### Metin alıntısı
26 Ocak 2013 Cumartesi

Coğrafyanın Birkaç Yüzü


Uzaktan Vazelon Manastırı

Bazı yolculuklarda yol kenarında gördüğüm bir tabela ilgimi çeker. İsmi, orası hakkında duyduklarım ya da sadece bir merak o yola girme isteği uyandırır içimde. Hatta birkaç sefer hiç hesapta yokken yolumdan sapmışlığım da vardır. Kıyıda köşede kalan bu yerler bazen hoş sürprizler sunabilir ziyaretçilerine. Popüler yerleri gezme telaşında olan insanlar uğramadığı için sakindirler, çevrede yaşayanlar bu sakinliğin tadına vararak gülümserler ziyaretçilerine, yürekten 'hoş geldin' derler. Doğaya gereksizce müdahele edilmemiştir buralarda, dolayısıyla her şey sanki en baştan beri aynıymış, yeri bile değişmemiş duygusunu yaşatır. Bütün bunları yaşamayabilirsiniz belki, ama olsun, bir yol varsa muhakkak gidilmeye değer.

İçerisi de gökyüzü, dışarısı da
Trabzon'dan yolculuğa başlarken amacımız tabelalarını gördüğümüz, bir kitapta rastladığımız ya da tesadüfen karşımıza çıkan yerleri görebilmekti. Yola çıkarken ince bir güzergah hesabı yapmadık. Hem yol şartlarından emin değildik, hem gidilen yerlerde ne kadar vakit geçireceğimizi bilmiyorduk, belki de en önemlisi karşımıza çıkan güzelliklerin hakkını vermek istiyorduk. Söz konusu yerler Karadeniz'de olunca daha bir dikkatli olmak gerekli tabi, özellikle Türkiye'de var olan tabela anlayışını göz önüne alınca sürprizlere hazır olmak gerekiyor, bu yolculuk sırasında da birkaç maceramız oldu böyle. Her günü bir önceki akşamdan kaba hatlarıyla planlayarak sabah yola düştük. Bu planlar bazen tuttu, bazen tutmadı, ama önemli olan planlar değil yolculuktu bizim için, hakkını vermeye çalıştık. Bizi çağıran hiçbir güzelliği es geçmeden, çok popüler olan bir hikayede söylendiği gibi 'ruhlarımızın yetişmesine izin vererek' gezdik, beklentilerimizi fazlasıyla karşılayan bir rotada keyifli bir hafta geçirdik.

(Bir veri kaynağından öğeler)
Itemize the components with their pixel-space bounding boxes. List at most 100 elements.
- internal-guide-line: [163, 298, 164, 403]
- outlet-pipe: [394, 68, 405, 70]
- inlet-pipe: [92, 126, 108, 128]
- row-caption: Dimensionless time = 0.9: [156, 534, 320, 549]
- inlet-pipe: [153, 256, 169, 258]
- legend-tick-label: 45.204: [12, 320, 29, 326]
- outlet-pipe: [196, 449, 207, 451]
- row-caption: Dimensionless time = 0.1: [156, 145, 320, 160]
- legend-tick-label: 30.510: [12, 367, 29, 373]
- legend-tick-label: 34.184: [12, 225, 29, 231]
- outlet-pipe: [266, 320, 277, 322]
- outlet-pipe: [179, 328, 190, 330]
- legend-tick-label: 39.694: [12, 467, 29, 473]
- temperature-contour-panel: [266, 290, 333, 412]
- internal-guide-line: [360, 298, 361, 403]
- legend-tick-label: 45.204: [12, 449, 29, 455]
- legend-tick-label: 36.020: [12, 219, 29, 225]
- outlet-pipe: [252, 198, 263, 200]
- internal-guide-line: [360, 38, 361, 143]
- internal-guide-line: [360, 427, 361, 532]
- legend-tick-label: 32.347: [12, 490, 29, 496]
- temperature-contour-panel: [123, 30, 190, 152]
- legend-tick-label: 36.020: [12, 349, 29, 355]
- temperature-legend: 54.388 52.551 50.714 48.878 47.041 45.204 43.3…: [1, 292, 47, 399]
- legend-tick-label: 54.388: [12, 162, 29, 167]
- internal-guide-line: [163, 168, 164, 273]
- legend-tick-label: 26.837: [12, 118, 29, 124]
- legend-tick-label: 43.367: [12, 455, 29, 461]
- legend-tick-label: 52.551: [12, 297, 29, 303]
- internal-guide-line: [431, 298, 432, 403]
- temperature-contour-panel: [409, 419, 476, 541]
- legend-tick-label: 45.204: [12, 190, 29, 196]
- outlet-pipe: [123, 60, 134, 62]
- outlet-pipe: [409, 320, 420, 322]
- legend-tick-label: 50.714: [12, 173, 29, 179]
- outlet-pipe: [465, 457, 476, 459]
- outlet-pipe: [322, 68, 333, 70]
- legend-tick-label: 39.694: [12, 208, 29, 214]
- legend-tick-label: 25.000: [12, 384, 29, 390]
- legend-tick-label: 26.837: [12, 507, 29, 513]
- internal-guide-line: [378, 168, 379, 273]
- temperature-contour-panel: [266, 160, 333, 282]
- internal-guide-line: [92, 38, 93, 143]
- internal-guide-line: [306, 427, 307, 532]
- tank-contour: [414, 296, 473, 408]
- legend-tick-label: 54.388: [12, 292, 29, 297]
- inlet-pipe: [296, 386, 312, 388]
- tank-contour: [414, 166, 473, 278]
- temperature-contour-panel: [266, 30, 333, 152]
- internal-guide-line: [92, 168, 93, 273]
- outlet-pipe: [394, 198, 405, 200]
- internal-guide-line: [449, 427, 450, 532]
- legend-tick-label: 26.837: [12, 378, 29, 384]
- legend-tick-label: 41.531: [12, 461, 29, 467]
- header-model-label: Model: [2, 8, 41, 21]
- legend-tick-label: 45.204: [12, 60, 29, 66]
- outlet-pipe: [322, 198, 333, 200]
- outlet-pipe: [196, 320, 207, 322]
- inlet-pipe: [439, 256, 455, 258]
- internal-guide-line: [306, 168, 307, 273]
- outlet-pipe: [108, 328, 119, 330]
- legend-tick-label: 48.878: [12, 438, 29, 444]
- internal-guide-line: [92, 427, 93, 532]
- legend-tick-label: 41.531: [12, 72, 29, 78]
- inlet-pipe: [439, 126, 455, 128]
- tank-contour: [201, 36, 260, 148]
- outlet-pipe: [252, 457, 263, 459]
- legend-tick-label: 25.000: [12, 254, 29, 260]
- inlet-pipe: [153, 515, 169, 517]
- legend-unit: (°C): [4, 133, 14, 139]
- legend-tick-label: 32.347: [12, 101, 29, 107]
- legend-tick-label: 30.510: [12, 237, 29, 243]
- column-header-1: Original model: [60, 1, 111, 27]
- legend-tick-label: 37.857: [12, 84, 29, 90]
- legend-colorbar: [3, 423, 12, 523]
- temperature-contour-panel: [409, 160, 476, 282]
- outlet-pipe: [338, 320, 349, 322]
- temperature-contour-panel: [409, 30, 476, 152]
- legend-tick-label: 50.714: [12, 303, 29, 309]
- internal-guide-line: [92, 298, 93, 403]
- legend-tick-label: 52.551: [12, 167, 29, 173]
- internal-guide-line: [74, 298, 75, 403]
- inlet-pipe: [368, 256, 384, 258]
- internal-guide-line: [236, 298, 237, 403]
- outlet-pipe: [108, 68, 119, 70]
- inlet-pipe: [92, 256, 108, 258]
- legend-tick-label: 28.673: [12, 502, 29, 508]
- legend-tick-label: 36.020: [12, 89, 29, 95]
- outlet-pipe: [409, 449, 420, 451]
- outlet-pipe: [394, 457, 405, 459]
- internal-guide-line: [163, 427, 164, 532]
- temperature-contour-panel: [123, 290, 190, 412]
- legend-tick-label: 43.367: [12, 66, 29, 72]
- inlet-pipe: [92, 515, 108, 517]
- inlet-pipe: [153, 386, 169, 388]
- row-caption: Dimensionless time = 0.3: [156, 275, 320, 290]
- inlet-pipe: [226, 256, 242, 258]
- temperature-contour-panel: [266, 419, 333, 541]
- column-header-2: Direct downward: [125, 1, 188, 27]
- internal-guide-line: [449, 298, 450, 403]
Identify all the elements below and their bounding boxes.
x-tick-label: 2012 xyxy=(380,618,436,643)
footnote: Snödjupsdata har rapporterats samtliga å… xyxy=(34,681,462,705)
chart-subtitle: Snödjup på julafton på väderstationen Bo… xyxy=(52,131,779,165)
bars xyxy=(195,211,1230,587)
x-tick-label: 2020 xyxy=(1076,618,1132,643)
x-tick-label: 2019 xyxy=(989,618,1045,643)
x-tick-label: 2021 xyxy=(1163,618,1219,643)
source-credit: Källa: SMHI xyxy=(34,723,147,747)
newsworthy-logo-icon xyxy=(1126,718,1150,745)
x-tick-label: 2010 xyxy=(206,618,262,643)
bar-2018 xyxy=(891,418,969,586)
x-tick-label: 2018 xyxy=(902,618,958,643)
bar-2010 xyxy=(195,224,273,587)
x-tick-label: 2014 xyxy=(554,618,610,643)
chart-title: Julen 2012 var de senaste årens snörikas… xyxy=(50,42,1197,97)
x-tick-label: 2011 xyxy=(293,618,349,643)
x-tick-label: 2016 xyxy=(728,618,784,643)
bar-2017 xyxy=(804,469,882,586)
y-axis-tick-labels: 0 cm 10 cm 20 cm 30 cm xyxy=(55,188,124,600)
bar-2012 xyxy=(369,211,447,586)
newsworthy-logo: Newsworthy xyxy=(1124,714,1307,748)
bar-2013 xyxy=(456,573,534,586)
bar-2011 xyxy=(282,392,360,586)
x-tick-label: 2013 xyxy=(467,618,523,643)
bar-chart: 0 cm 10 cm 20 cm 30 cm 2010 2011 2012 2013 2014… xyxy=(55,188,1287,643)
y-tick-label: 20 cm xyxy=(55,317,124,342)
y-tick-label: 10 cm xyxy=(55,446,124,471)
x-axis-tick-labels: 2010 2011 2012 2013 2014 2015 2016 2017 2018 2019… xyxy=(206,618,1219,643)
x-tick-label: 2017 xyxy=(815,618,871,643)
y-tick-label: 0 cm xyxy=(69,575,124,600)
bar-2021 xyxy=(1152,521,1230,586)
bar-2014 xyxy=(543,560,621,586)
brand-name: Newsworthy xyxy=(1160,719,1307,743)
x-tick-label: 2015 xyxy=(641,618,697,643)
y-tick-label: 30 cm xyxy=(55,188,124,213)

### Yazılı talimat
Metin alıntısına göre yolculuğa hangi şehirden başlandı?

### Sonuç aşağıda
Yolculuğa Trabzon'dan başlandı.